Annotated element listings
'''

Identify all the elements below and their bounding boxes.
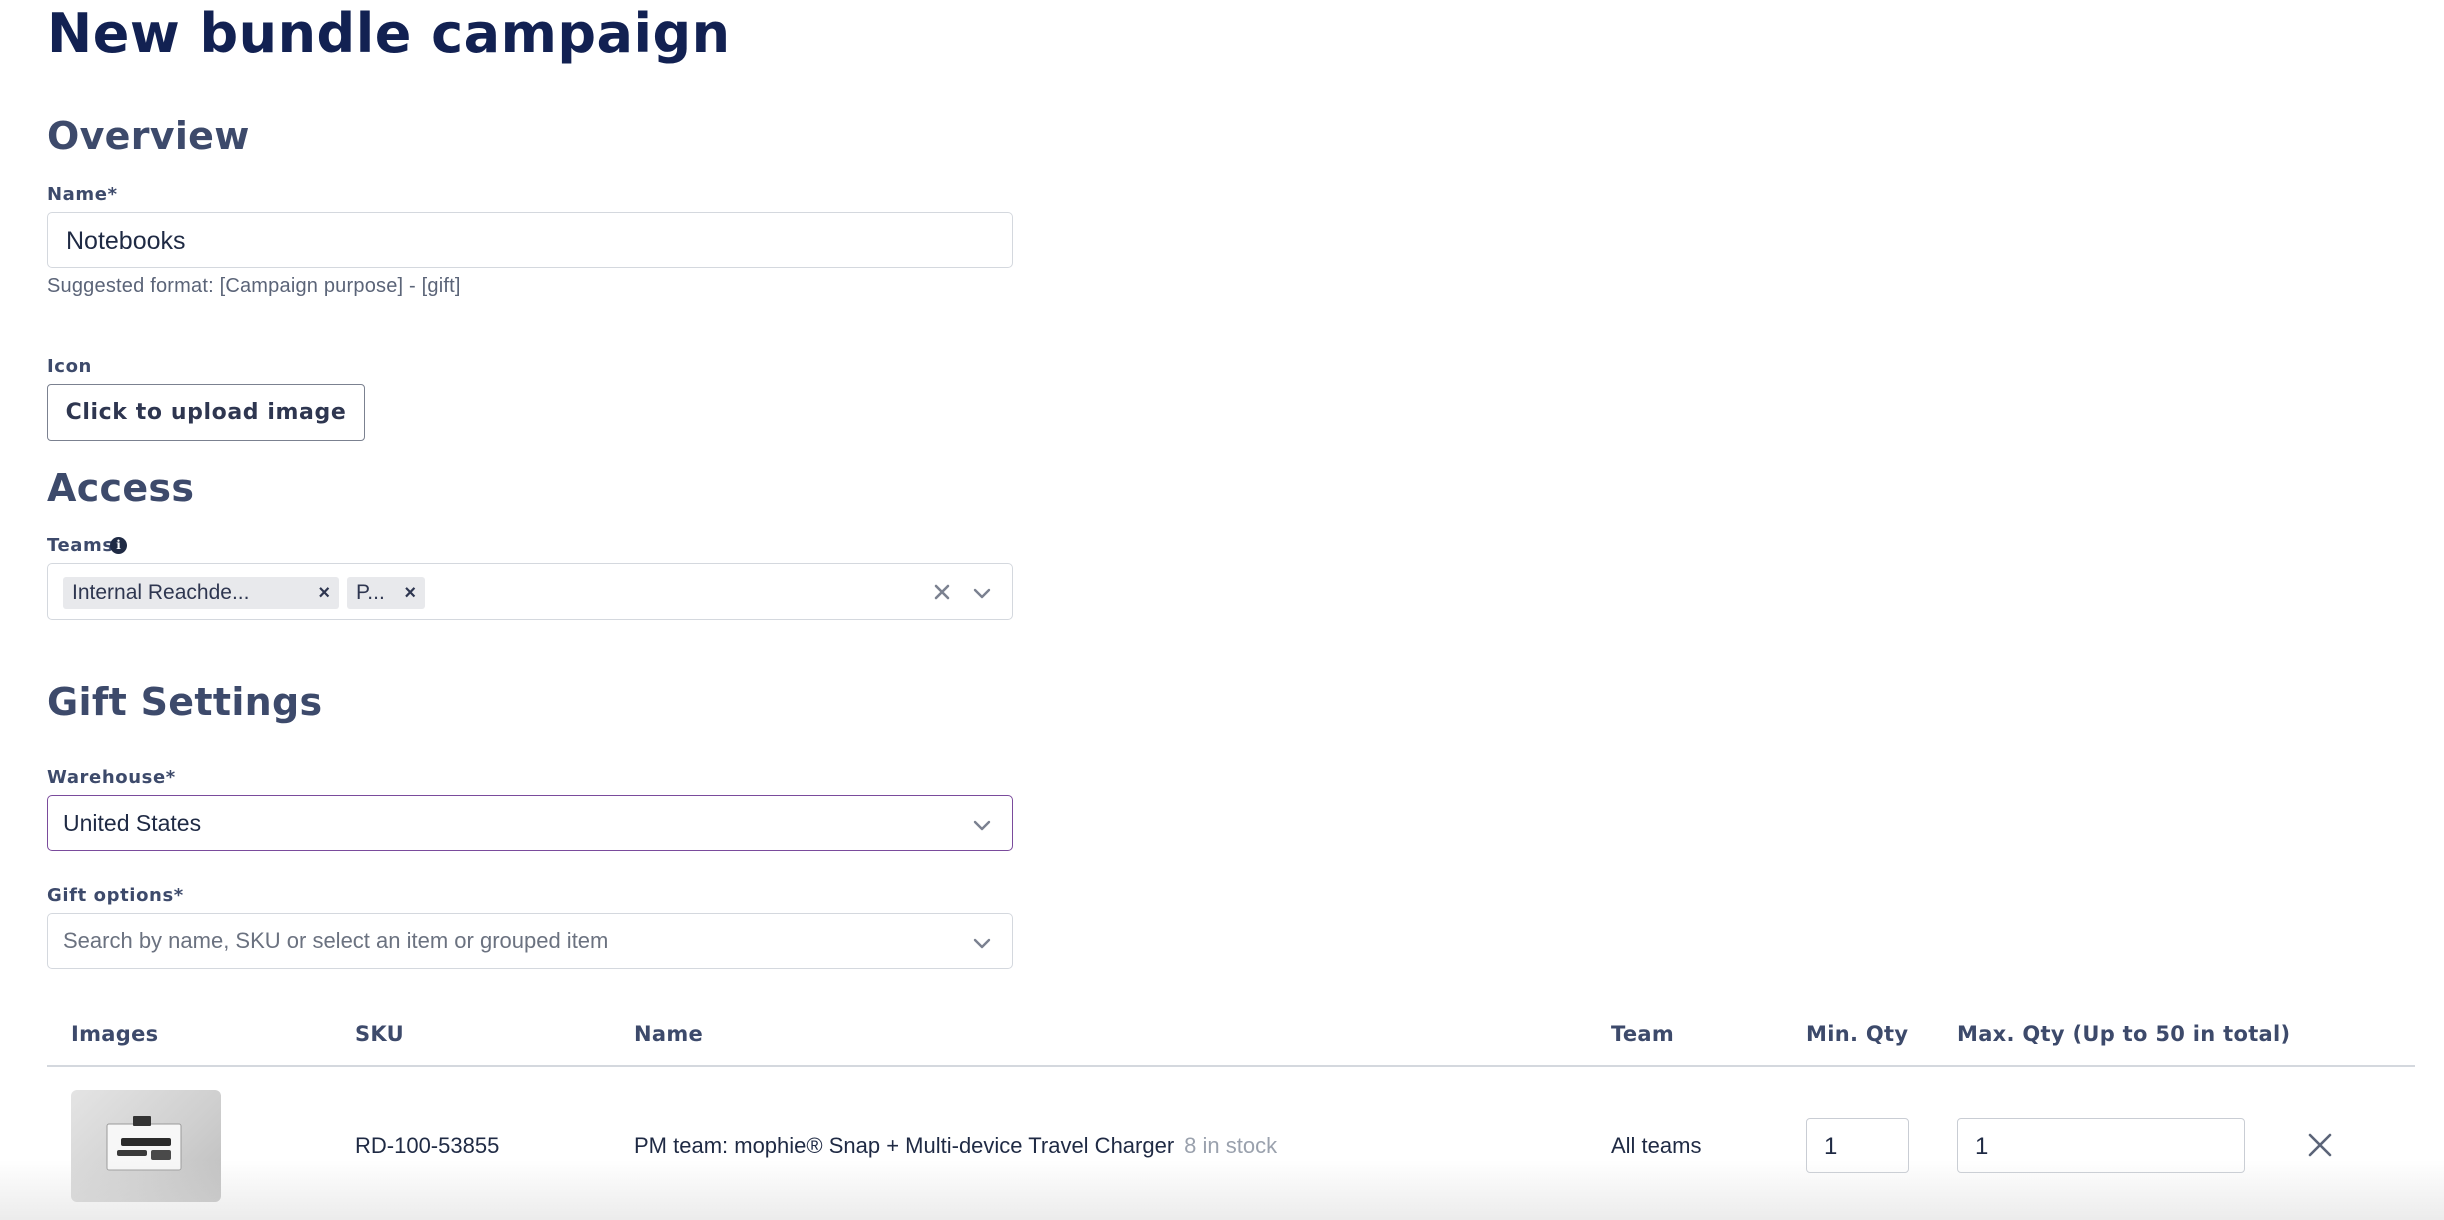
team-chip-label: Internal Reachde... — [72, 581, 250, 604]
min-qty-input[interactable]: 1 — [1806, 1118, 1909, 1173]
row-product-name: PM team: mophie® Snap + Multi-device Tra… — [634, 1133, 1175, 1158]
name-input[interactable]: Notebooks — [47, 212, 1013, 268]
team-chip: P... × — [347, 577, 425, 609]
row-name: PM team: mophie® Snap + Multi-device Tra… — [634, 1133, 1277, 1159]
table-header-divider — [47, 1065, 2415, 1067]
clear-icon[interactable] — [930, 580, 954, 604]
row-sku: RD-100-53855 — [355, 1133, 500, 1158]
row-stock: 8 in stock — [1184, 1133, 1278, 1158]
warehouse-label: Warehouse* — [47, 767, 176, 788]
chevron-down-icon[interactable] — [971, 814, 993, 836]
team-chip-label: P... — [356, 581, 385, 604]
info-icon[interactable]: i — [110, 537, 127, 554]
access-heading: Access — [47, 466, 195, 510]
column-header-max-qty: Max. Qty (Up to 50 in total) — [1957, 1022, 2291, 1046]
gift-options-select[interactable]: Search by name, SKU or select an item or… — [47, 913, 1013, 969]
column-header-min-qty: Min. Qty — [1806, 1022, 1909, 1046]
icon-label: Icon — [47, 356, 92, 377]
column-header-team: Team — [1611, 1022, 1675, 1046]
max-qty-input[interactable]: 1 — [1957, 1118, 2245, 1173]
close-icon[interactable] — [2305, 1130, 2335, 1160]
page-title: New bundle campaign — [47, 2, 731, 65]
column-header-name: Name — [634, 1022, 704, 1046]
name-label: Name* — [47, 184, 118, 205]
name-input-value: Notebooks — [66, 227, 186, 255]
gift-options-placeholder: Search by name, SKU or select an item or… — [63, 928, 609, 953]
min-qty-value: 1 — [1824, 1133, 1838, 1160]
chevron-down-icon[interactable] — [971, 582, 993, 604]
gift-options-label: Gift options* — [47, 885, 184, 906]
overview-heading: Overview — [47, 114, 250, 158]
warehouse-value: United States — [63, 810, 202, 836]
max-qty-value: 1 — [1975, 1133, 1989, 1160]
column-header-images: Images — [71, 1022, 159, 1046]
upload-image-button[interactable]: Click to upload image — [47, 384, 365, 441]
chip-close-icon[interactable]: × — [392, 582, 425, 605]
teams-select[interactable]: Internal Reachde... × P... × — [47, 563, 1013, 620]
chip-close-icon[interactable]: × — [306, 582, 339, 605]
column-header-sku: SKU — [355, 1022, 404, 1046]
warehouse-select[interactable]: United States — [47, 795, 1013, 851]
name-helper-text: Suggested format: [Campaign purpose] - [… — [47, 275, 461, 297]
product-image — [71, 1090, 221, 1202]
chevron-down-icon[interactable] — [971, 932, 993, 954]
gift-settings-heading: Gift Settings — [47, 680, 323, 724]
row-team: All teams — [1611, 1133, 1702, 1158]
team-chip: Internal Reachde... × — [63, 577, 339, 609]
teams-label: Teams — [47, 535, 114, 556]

'''
'''

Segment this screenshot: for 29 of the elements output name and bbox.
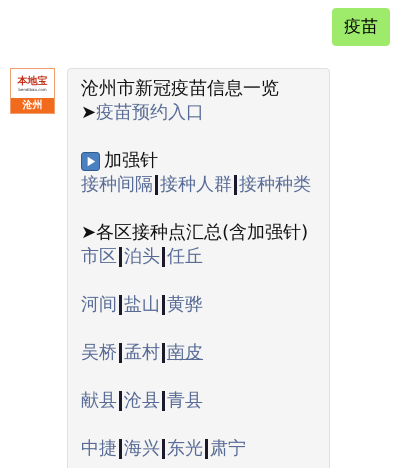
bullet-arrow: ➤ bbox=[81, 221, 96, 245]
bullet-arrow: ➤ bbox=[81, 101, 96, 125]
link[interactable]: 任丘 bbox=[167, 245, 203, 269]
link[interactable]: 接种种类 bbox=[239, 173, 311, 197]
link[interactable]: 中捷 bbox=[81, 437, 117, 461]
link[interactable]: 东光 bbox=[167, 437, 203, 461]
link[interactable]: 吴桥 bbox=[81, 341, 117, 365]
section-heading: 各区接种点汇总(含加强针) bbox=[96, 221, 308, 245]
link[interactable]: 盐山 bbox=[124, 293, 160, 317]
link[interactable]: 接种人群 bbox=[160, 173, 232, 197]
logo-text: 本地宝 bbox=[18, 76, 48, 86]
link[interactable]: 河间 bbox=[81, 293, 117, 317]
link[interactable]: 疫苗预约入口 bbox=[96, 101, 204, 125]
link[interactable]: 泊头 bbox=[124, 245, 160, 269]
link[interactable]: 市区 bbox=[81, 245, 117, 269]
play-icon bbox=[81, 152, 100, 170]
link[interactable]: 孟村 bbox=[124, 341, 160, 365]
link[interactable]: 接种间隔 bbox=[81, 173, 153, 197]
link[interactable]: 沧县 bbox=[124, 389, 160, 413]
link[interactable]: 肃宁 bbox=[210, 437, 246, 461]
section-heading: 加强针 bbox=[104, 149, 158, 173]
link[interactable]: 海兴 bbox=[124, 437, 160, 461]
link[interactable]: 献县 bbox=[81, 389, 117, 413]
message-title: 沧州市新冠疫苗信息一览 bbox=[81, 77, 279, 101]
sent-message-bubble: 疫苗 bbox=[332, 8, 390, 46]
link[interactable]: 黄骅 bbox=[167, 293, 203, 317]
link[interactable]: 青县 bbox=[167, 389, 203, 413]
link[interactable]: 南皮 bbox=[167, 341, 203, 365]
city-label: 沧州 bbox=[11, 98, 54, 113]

'''

▶ Short problem: Copy out the lines of the items above unchanged, starting at the line that contains "bullet-arrow: ➤ bbox=[81, 221, 96, 245]" and stopping after the line that contains "link[interactable]: 泊头 bbox=[124, 245, 160, 269]".

▶ Task answer:
bullet-arrow: ➤ bbox=[81, 221, 96, 245]
bullet-arrow: ➤ bbox=[81, 101, 96, 125]
link[interactable]: 任丘 bbox=[167, 245, 203, 269]
link[interactable]: 接种种类 bbox=[239, 173, 311, 197]
link[interactable]: 中捷 bbox=[81, 437, 117, 461]
link[interactable]: 东光 bbox=[167, 437, 203, 461]
link[interactable]: 吴桥 bbox=[81, 341, 117, 365]
section-heading: 各区接种点汇总(含加强针) bbox=[96, 221, 308, 245]
link[interactable]: 盐山 bbox=[124, 293, 160, 317]
link[interactable]: 接种人群 bbox=[160, 173, 232, 197]
logo-text: 本地宝 bbox=[18, 76, 48, 86]
link[interactable]: 河间 bbox=[81, 293, 117, 317]
link[interactable]: 疫苗预约入口 bbox=[96, 101, 204, 125]
link[interactable]: 泊头 bbox=[124, 245, 160, 269]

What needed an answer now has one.